» **EXERCISE AIM**
Omit all pictures, then retype the data exactly as given.

## start

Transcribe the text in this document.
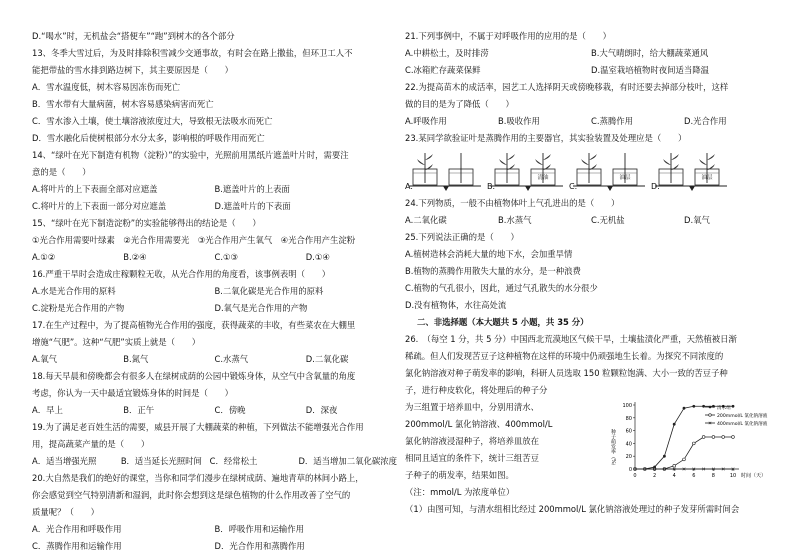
D.“喝水”时，无机盐会“搭便车”“跑”到树木的各个部分
13、冬季大雪过后，为及时排除积雪减少交通事故，有时会在路上撒盐，但环卫工人不
能把带盐的雪水排到路边树下，其主要原因是（　　）
A．雪水温度低，树木容易因冻伤而死亡
B．雪水带有大量病菌，树木容易感染病害而死亡
C．雪水渗入土壤，使土壤溶液浓度过大，导致根无法吸水而死亡
D．雪水融化后使树根部分水分太多，影响根的呼吸作用而死亡
14、“绿叶在光下制造有机物（淀粉）”的实验中，光照前用黑纸片遮盖叶片时，需要注
意的是（　　）
A.将叶片的上下表面全部对应遮盖	B.遮盖叶片的上表面
C.将叶片的上下表面一部分对应遮盖	D.遮盖叶片的下表面
15、“绿叶在光下制造淀粉”的实验能够得出的结论是（　　）
①光合作用需要叶绿素　②光合作用需要光　③光合作用产生氧气　④光合作用产生淀粉
A.①②	B.②④	C.①③	D.①④
16.严重干旱时会造成庄稼颗粒无收，从光合作用的角度看，该事例表明（　　）
A.水是光合作用的原料	B.二氧化碳是光合作用的原料
C.淀粉是光合作用的产物	D.氧气是光合作用的产物
17.在生产过程中，为了提高植物光合作用的强度，获得蔬菜的丰收，有些菜农在大棚里
增施“气肥”。这种“气肥”实质上就是（　　）
A.氧气	B.氮气	C.水蒸气	D.二氧化碳
18.每天早晨和傍晚都会有很多人在绿树成荫的公园中锻炼身体，从空气中含氧量的角度
考虑，你认为一天中最适宜锻炼身体的时间是（　　）
A．早上	B．正午	C．傍晚	D．深夜
19.为了满足老百姓生活的需要，威县开展了大棚蔬菜的种植，下列做法不能增强光合作用
用，提高蔬菜产量的是（　　）
A．适当增强光照	B．适当延长光照时间 C．经常松土	D．适当增加二氧化碳浓度
20.大自然是我们的绝好的课堂，当你和同学们漫步在绿树成荫、遍地青草的林间小路上，
你会感觉到空气特别清新和湿润，此时你会想到这是绿色植物的什么作用改善了空气的
质量呢？（　　）
A．光合作用和呼吸作用	B．呼吸作用和运输作用
C．蒸腾作用和运输作用	D．光合作用和蒸腾作用
21.下列事例中，不属于对呼吸作用的应用的是（　　）
A.中耕松土，及时排涝	B.大气晴朗时，给大棚蔬菜通风
C.冰箱贮存蔬菜保鲜	D.温室栽培植物时夜间适当降温
22.为提高苗木的成活率，园艺工人选择阴天或傍晚移栽，有时还要去掉部分枝叶，这样
做的目的是为了降低（　　）
A.呼吸作用	B.吸收作用	C.蒸腾作用	D.光合作用
23.某同学欲验证叶是蒸腾作用的主要器官，其实验装置及处理应是（　　）
A.
清油
B.
油层
C.
油层
D.
24.下列物质，一般不由植物体叶上气孔进出的是（　　）
A.二氧化碳	B.水蒸气	C.无机盐	D.氧气
25.下列说法正确的是（　　）
A.植树造林会消耗大量的地下水，会加重旱情
B.植物的蒸腾作用散失大量的水分，是一种浪费
C.植物的气孔很小，因此，通过气孔散失的水分很少
D.没有植物体，水往高处流
二、非选择题（本大题共 5 小题，共 35 分）
26.　（每空 1 分，共 5 分）中国西北荒漠地区气候干旱，土壤盐渍化严重，天然植被日渐
稀疏。但人们发现苦豆子这种植物在这样的环境中仍顽强地生长着。为探究不同浓度的
氯化钠溶液对种子萌发率的影响，科研人员选取 150 粒颗粒饱满、大小一致的苦豆子种
子，进行种皮软化，将处理后的种子分
为三组置于培养皿中，分别用清水、
200mmol/L 氯化钠溶液、400mmol/L
氯化钠溶液浸湿种子，将培养皿放在
相同且适宜的条件下，统计三组苦豆
子种子的萌发率，结果如图。
（注：mmol/L 为浓度单位）
0
20
40
60
80
100
0	2	4	6	8	10 时间（天）
种子萌发率（%）
清水组
200mmol/L 氯化钠溶液
400mmol/L 氯化钠溶液
（1）由图可知，与清水组相比经过 200mmol/L 氯化钠溶液处理过的种子发芽所需时间会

## end

» **EXERCISE SOLUTION**
Transcribe the text in this document.
D.“喝水”时，无机盐会“搭便车”“跑”到树木的各个部分
13、冬季大雪过后，为及时排除积雪减少交通事故，有时会在路上撒盐，但环卫工人不
能把带盐的雪水排到路边树下，其主要原因是（　　）
A．雪水温度低，树木容易因冻伤而死亡
B．雪水带有大量病菌，树木容易感染病害而死亡
C．雪水渗入土壤，使土壤溶液浓度过大，导致根无法吸水而死亡
D．雪水融化后使树根部分水分太多，影响根的呼吸作用而死亡
14、“绿叶在光下制造有机物（淀粉）”的实验中，光照前用黑纸片遮盖叶片时，需要注
意的是（　　）
A.将叶片的上下表面全部对应遮盖	B.遮盖叶片的上表面
C.将叶片的上下表面一部分对应遮盖	D.遮盖叶片的下表面
15、“绿叶在光下制造淀粉”的实验能够得出的结论是（　　）
①光合作用需要叶绿素　②光合作用需要光　③光合作用产生氧气　④光合作用产生淀粉
A.①②	B.②④	C.①③	D.①④
16.严重干旱时会造成庄稼颗粒无收，从光合作用的角度看，该事例表明（　　）
A.水是光合作用的原料	B.二氧化碳是光合作用的原料
C.淀粉是光合作用的产物	D.氧气是光合作用的产物
17.在生产过程中，为了提高植物光合作用的强度，获得蔬菜的丰收，有些菜农在大棚里
增施“气肥”。这种“气肥”实质上就是（　　）
A.氧气	B.氮气	C.水蒸气	D.二氧化碳
18.每天早晨和傍晚都会有很多人在绿树成荫的公园中锻炼身体，从空气中含氧量的角度
考虑，你认为一天中最适宜锻炼身体的时间是（　　）
A．早上	B．正午	C．傍晚	D．深夜
19.为了满足老百姓生活的需要，威县开展了大棚蔬菜的种植，下列做法不能增强光合作用
用，提高蔬菜产量的是（　　）
A．适当增强光照	B．适当延长光照时间 C．经常松土	D．适当增加二氧化碳浓度
20.大自然是我们的绝好的课堂，当你和同学们漫步在绿树成荫、遍地青草的林间小路上，
你会感觉到空气特别清新和湿润，此时你会想到这是绿色植物的什么作用改善了空气的
质量呢？（　　）
A．光合作用和呼吸作用	B．呼吸作用和运输作用
C．蒸腾作用和运输作用	D．光合作用和蒸腾作用
21.下列事例中，不属于对呼吸作用的应用的是（　　）
A.中耕松土，及时排涝	B.大气晴朗时，给大棚蔬菜通风
C.冰箱贮存蔬菜保鲜	D.温室栽培植物时夜间适当降温
22.为提高苗木的成活率，园艺工人选择阴天或傍晚移栽，有时还要去掉部分枝叶，这样
做的目的是为了降低（　　）
A.呼吸作用	B.吸收作用	C.蒸腾作用	D.光合作用
23.某同学欲验证叶是蒸腾作用的主要器官，其实验装置及处理应是（　　）
A.
清油
B.
油层
C.
油层
D.
24.下列物质，一般不由植物体叶上气孔进出的是（　　）
A.二氧化碳	B.水蒸气	C.无机盐	D.氧气
25.下列说法正确的是（　　）
A.植树造林会消耗大量的地下水，会加重旱情
B.植物的蒸腾作用散失大量的水分，是一种浪费
C.植物的气孔很小，因此，通过气孔散失的水分很少
D.没有植物体，水往高处流
二、非选择题（本大题共 5 小题，共 35 分）
26.　（每空 1 分，共 5 分）中国西北荒漠地区气候干旱，土壤盐渍化严重，天然植被日渐
稀疏。但人们发现苦豆子这种植物在这样的环境中仍顽强地生长着。为探究不同浓度的
氯化钠溶液对种子萌发率的影响，科研人员选取 150 粒颗粒饱满、大小一致的苦豆子种
子，进行种皮软化，将处理后的种子分
为三组置于培养皿中，分别用清水、
200mmol/L 氯化钠溶液、400mmol/L
氯化钠溶液浸湿种子，将培养皿放在
相同且适宜的条件下，统计三组苦豆
子种子的萌发率，结果如图。
（注：mmol/L 为浓度单位）
0
20
40
60
80
100
0	2	4	6	8	10 时间（天）
种子萌发率（%）
清水组
200mmol/L 氯化钠溶液
400mmol/L 氯化钠溶液
（1）由图可知，与清水组相比经过 200mmol/L 氯化钠溶液处理过的种子发芽所需时间会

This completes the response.